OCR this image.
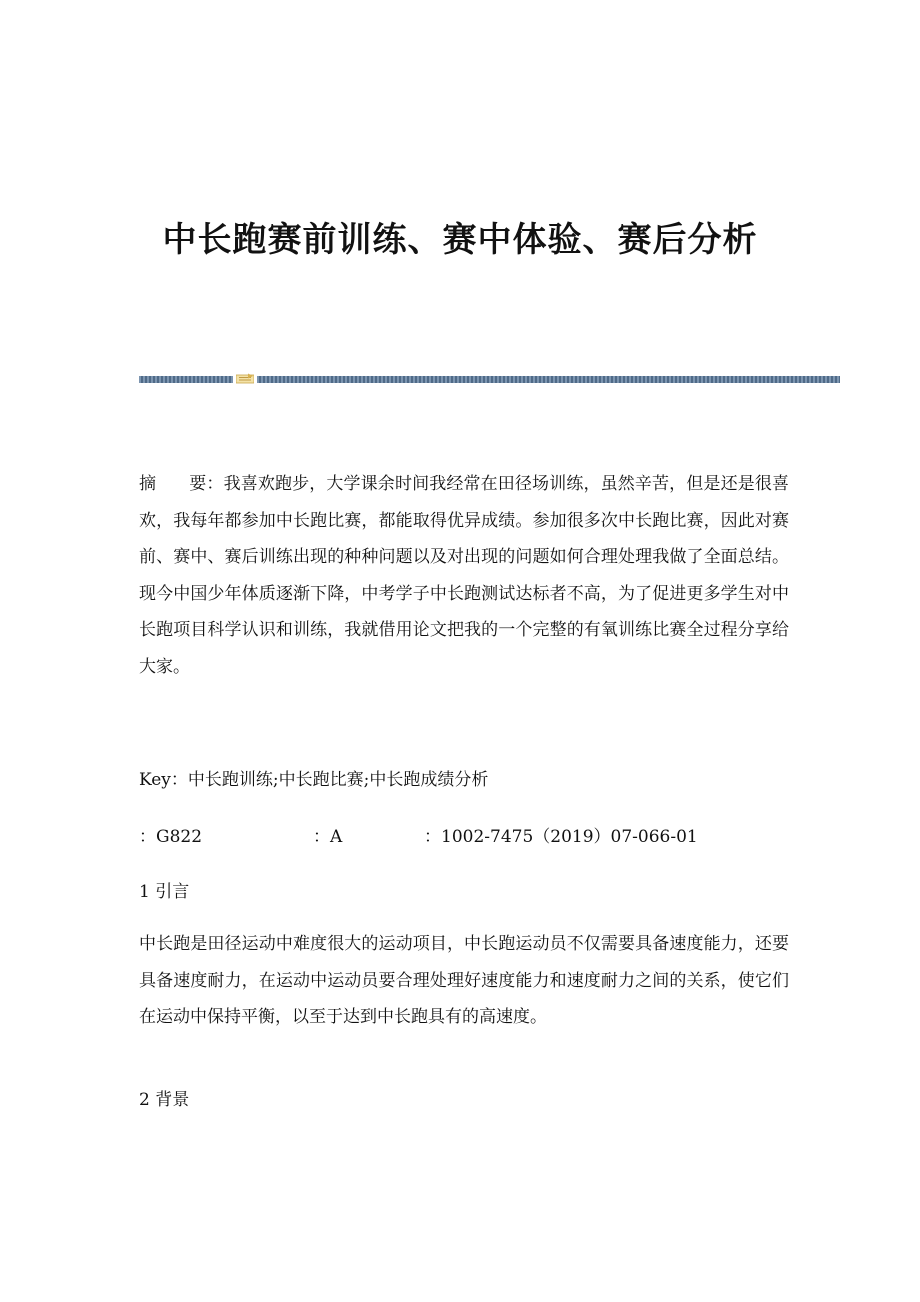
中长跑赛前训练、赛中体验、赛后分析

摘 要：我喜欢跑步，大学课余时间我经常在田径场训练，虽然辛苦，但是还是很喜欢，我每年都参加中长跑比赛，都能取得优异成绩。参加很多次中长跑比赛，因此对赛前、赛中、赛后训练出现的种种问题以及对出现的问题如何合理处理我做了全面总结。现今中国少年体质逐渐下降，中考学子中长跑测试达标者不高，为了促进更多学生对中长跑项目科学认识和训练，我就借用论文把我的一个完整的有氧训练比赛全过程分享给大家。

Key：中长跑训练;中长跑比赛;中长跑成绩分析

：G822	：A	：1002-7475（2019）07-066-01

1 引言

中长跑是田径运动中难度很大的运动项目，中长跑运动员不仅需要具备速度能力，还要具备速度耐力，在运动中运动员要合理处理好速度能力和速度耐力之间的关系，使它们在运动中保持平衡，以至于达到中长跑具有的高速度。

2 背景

- _Job_: Please transcribe the material above exactly as written. Leave the pictures out.

- _Written solution_:
OCR this image.
中长跑赛前训练、赛中体验、赛后分析

摘 要：我喜欢跑步，大学课余时间我经常在田径场训练，虽然辛苦，但是还是很喜欢，我每年都参加中长跑比赛，都能取得优异成绩。参加很多次中长跑比赛，因此对赛前、赛中、赛后训练出现的种种问题以及对出现的问题如何合理处理我做了全面总结。现今中国少年体质逐渐下降，中考学子中长跑测试达标者不高，为了促进更多学生对中长跑项目科学认识和训练，我就借用论文把我的一个完整的有氧训练比赛全过程分享给大家。

Key：中长跑训练;中长跑比赛;中长跑成绩分析

：G822	：A	：1002-7475（2019）07-066-01

1 引言

中长跑是田径运动中难度很大的运动项目，中长跑运动员不仅需要具备速度能力，还要具备速度耐力，在运动中运动员要合理处理好速度能力和速度耐力之间的关系，使它们在运动中保持平衡，以至于达到中长跑具有的高速度。

2 背景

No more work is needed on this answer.